**Source document**

/---

TRUSTWORTHY.....................

ok...hari teman tak tau nape,....tapi teman agak down......mungking sebab banyak tengok angka kowt...entahlah....teman pown fening.....kadang2 teman fikit, patut ka teman ubah diri teman???dari 'berlakon' kuat kepada diri teman yang lembik n lembab?????patut ka?????teman jadi betol2 matang dari berlagak jadi 'kanak2 rebena'????????should i????????????

there's sumting that disturb my mind......that make me can't focus on my study.....well, it not a big deal actually....but, when it comes to a feeling, i seriously can't control it.....

oh my god!!!!m i fall in love?????gosh....of coz no......!!!!i start to be cold hearted after sick being played lie a doll...come on.....even i'm rough, n childish sumtimes, i still have feeling...n might be more sensitve than other....i juz act to be strong to make people give me sum respect....n of coz not to be annoying.....

whoa.....what a broken english......shut up!!!!what do i care????practice make perfect isn't it???n i wan to practice my english.....so, what do u care if my english is sucks?????i don't care wat u wanna say......get off from my life if u don't like it......

what happen to me?????why i be so annoying today????y suddently i change???not be 'kanak2 rebena' or whatsoever????damn......i don't noe.....juz sumting disturb me recently......

ok.....i have question here........if u trust sum1, but sum1 not trust u back, wat will u feel???err...i think tis question should be ask to me isn't it????ok...fine....i admit that i hard to trust people....but now i start to learn how to trust people......n plez. don't destroy my trustirity.....

i hate when people tell me half of the story.....it's like gif me a piece of cake n then take it back....oh come on.....once u tell me plez tell me till the end can u?????it will make me curious...n i will think many bad things......

\---

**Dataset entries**
/---

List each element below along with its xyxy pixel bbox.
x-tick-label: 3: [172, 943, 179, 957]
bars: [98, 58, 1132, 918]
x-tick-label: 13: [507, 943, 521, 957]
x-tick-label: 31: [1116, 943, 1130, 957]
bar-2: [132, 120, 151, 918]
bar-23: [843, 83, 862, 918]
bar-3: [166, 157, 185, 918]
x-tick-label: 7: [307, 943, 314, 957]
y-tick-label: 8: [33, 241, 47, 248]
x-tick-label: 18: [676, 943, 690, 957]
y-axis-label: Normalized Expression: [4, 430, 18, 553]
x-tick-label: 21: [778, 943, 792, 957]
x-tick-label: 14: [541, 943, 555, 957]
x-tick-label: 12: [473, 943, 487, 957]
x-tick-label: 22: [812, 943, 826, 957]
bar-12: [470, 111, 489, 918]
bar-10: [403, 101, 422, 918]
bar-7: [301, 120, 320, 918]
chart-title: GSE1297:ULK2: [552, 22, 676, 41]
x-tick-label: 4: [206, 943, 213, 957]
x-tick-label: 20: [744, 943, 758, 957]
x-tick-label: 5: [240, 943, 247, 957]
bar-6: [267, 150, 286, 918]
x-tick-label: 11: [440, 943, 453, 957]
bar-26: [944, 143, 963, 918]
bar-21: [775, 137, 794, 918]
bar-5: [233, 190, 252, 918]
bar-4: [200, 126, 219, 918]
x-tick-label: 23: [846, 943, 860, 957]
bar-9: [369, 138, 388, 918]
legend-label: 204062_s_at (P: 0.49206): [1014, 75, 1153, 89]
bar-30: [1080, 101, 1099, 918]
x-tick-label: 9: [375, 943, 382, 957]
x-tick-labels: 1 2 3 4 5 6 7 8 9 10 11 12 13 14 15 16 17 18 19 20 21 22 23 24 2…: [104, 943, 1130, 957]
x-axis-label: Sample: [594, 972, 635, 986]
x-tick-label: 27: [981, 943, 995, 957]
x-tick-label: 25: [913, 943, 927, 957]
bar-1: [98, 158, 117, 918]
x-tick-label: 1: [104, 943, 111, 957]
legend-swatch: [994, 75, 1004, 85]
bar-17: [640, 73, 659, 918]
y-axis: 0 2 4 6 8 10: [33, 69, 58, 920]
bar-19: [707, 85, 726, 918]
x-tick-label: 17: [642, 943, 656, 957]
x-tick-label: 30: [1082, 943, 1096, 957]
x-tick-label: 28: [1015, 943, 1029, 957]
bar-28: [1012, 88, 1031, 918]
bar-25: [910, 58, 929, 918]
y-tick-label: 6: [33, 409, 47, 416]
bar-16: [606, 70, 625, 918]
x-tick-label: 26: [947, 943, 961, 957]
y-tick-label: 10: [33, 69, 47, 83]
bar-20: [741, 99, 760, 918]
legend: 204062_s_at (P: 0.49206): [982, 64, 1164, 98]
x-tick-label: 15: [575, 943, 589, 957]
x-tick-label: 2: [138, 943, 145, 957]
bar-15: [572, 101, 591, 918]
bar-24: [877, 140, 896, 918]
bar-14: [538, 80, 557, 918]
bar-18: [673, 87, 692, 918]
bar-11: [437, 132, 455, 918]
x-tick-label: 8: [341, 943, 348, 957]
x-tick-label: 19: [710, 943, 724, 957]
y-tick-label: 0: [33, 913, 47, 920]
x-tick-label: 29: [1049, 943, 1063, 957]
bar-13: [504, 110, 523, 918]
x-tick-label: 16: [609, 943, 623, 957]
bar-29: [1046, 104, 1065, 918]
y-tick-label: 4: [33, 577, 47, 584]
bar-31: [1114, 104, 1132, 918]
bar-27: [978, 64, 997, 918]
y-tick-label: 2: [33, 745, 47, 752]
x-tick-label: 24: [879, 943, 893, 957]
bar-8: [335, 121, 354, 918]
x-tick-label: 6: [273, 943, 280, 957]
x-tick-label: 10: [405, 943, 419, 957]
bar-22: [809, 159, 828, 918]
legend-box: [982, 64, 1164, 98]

\---

**Required action**
Please state what the writer of the "TRUSTWORTHY" post says they hate.

**Solution to this exercise**
When people tell them only half of the story.